begin RECORDS TO USE

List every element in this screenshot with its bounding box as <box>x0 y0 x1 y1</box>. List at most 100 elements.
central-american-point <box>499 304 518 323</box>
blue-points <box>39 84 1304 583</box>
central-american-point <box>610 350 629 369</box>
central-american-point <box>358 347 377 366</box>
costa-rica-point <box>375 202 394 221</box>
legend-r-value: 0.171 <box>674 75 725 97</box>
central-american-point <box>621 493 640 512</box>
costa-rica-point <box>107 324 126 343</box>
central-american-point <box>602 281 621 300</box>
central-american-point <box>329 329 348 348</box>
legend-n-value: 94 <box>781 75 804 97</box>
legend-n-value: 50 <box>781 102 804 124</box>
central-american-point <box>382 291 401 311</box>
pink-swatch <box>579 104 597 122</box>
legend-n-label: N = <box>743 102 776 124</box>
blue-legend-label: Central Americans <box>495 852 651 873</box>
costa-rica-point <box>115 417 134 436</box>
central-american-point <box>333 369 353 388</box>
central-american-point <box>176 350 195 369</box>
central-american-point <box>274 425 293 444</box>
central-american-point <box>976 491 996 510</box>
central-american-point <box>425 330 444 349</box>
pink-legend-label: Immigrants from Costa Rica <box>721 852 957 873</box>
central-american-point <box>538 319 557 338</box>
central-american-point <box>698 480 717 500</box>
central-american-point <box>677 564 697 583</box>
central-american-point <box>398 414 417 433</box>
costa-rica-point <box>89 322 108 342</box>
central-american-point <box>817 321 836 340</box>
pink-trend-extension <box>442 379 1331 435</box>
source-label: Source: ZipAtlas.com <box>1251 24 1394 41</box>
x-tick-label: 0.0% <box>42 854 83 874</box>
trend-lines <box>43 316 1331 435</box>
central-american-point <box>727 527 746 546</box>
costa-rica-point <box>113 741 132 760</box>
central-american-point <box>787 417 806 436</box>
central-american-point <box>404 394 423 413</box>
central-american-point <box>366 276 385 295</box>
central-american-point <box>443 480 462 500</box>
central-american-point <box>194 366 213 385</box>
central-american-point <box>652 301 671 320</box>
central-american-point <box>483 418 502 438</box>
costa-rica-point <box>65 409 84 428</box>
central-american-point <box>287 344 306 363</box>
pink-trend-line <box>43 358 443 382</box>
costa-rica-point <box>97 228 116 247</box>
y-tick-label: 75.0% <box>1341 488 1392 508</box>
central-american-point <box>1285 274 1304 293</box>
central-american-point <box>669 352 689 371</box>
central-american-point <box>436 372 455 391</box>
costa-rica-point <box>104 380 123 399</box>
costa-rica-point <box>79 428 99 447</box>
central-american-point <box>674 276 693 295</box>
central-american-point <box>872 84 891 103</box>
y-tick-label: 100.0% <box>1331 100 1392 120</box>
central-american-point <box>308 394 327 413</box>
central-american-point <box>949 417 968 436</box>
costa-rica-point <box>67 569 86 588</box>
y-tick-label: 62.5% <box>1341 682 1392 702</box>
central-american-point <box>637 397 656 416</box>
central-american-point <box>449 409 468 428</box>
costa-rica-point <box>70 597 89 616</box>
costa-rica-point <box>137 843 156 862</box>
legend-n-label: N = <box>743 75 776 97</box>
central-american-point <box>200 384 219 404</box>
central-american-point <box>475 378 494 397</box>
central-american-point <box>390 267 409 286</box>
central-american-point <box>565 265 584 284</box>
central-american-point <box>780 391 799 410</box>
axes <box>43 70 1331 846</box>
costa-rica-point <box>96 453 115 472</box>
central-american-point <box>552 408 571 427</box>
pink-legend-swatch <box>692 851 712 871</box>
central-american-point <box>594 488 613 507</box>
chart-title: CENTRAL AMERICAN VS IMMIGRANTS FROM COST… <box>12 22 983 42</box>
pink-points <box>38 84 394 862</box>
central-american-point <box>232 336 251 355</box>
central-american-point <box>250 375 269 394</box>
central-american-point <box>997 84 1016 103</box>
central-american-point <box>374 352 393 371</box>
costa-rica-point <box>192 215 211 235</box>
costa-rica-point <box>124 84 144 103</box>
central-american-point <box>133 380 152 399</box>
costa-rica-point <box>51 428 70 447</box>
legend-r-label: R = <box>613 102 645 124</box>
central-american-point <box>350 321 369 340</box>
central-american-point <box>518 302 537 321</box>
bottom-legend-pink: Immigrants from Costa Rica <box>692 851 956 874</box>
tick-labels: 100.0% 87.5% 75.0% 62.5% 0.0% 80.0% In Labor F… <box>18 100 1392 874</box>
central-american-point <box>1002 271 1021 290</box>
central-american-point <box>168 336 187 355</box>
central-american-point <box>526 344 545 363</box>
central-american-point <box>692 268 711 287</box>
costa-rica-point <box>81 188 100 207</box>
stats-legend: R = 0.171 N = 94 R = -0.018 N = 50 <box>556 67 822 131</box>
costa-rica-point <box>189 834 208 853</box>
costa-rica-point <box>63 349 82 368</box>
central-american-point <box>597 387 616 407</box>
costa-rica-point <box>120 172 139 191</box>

end RECORDS TO USE

== WRITTEN REQUEST ==
Rewrite all of the items above, replacing each occurrence of "costa-rica-point" with "cr-point" and keeping everything else the same.

== RESULT OF THIS TASK ==
List every element in this screenshot with its bounding box as <box>x0 y0 x1 y1</box>. List at most 100 elements.
central-american-point <box>499 304 518 323</box>
blue-points <box>39 84 1304 583</box>
central-american-point <box>610 350 629 369</box>
central-american-point <box>358 347 377 366</box>
cr-point <box>375 202 394 221</box>
legend-r-value: 0.171 <box>674 75 725 97</box>
central-american-point <box>621 493 640 512</box>
cr-point <box>107 324 126 343</box>
central-american-point <box>602 281 621 300</box>
central-american-point <box>329 329 348 348</box>
legend-n-value: 94 <box>781 75 804 97</box>
legend-n-value: 50 <box>781 102 804 124</box>
central-american-point <box>382 291 401 311</box>
pink-swatch <box>579 104 597 122</box>
legend-n-label: N = <box>743 102 776 124</box>
blue-legend-label: Central Americans <box>495 852 651 873</box>
cr-point <box>115 417 134 436</box>
central-american-point <box>333 369 353 388</box>
central-american-point <box>176 350 195 369</box>
central-american-point <box>274 425 293 444</box>
central-american-point <box>976 491 996 510</box>
central-american-point <box>425 330 444 349</box>
pink-legend-label: Immigrants from Costa Rica <box>721 852 957 873</box>
central-american-point <box>538 319 557 338</box>
central-american-point <box>698 480 717 500</box>
central-american-point <box>677 564 697 583</box>
central-american-point <box>398 414 417 433</box>
cr-point <box>89 322 108 342</box>
central-american-point <box>817 321 836 340</box>
pink-trend-extension <box>442 379 1331 435</box>
source-label: Source: ZipAtlas.com <box>1251 24 1394 41</box>
x-tick-label: 0.0% <box>42 854 83 874</box>
trend-lines <box>43 316 1331 435</box>
central-american-point <box>727 527 746 546</box>
cr-point <box>113 741 132 760</box>
central-american-point <box>787 417 806 436</box>
central-american-point <box>404 394 423 413</box>
central-american-point <box>366 276 385 295</box>
central-american-point <box>443 480 462 500</box>
central-american-point <box>194 366 213 385</box>
central-american-point <box>652 301 671 320</box>
central-american-point <box>483 418 502 438</box>
cr-point <box>65 409 84 428</box>
central-american-point <box>287 344 306 363</box>
pink-trend-line <box>43 358 443 382</box>
cr-point <box>97 228 116 247</box>
y-tick-label: 75.0% <box>1341 488 1392 508</box>
central-american-point <box>1285 274 1304 293</box>
central-american-point <box>669 352 689 371</box>
central-american-point <box>436 372 455 391</box>
cr-point <box>104 380 123 399</box>
cr-point <box>79 428 99 447</box>
central-american-point <box>674 276 693 295</box>
central-american-point <box>872 84 891 103</box>
y-tick-label: 100.0% <box>1331 100 1392 120</box>
central-american-point <box>308 394 327 413</box>
central-american-point <box>949 417 968 436</box>
cr-point <box>67 569 86 588</box>
y-tick-label: 62.5% <box>1341 682 1392 702</box>
central-american-point <box>637 397 656 416</box>
central-american-point <box>449 409 468 428</box>
cr-point <box>70 597 89 616</box>
cr-point <box>137 843 156 862</box>
legend-n-label: N = <box>743 75 776 97</box>
central-american-point <box>200 384 219 404</box>
central-american-point <box>475 378 494 397</box>
central-american-point <box>390 267 409 286</box>
central-american-point <box>565 265 584 284</box>
central-american-point <box>780 391 799 410</box>
axes <box>43 70 1331 846</box>
cr-point <box>96 453 115 472</box>
central-american-point <box>552 408 571 427</box>
pink-legend-swatch <box>692 851 712 871</box>
central-american-point <box>594 488 613 507</box>
chart-title: CENTRAL AMERICAN VS IMMIGRANTS FROM COST… <box>12 22 983 42</box>
pink-points <box>38 84 394 862</box>
central-american-point <box>232 336 251 355</box>
central-american-point <box>250 375 269 394</box>
central-american-point <box>997 84 1016 103</box>
central-american-point <box>374 352 393 371</box>
cr-point <box>192 215 211 235</box>
cr-point <box>124 84 144 103</box>
central-american-point <box>133 380 152 399</box>
cr-point <box>51 428 70 447</box>
legend-r-label: R = <box>613 102 645 124</box>
central-american-point <box>350 321 369 340</box>
central-american-point <box>518 302 537 321</box>
bottom-legend-pink: Immigrants from Costa Rica <box>692 851 956 874</box>
tick-labels: 100.0% 87.5% 75.0% 62.5% 0.0% 80.0% In Labor F… <box>18 100 1392 874</box>
central-american-point <box>1002 271 1021 290</box>
central-american-point <box>168 336 187 355</box>
central-american-point <box>526 344 545 363</box>
central-american-point <box>692 268 711 287</box>
cr-point <box>81 188 100 207</box>
stats-legend: R = 0.171 N = 94 R = -0.018 N = 50 <box>556 67 822 131</box>
cr-point <box>189 834 208 853</box>
cr-point <box>63 349 82 368</box>
central-american-point <box>597 387 616 407</box>
cr-point <box>120 172 139 191</box>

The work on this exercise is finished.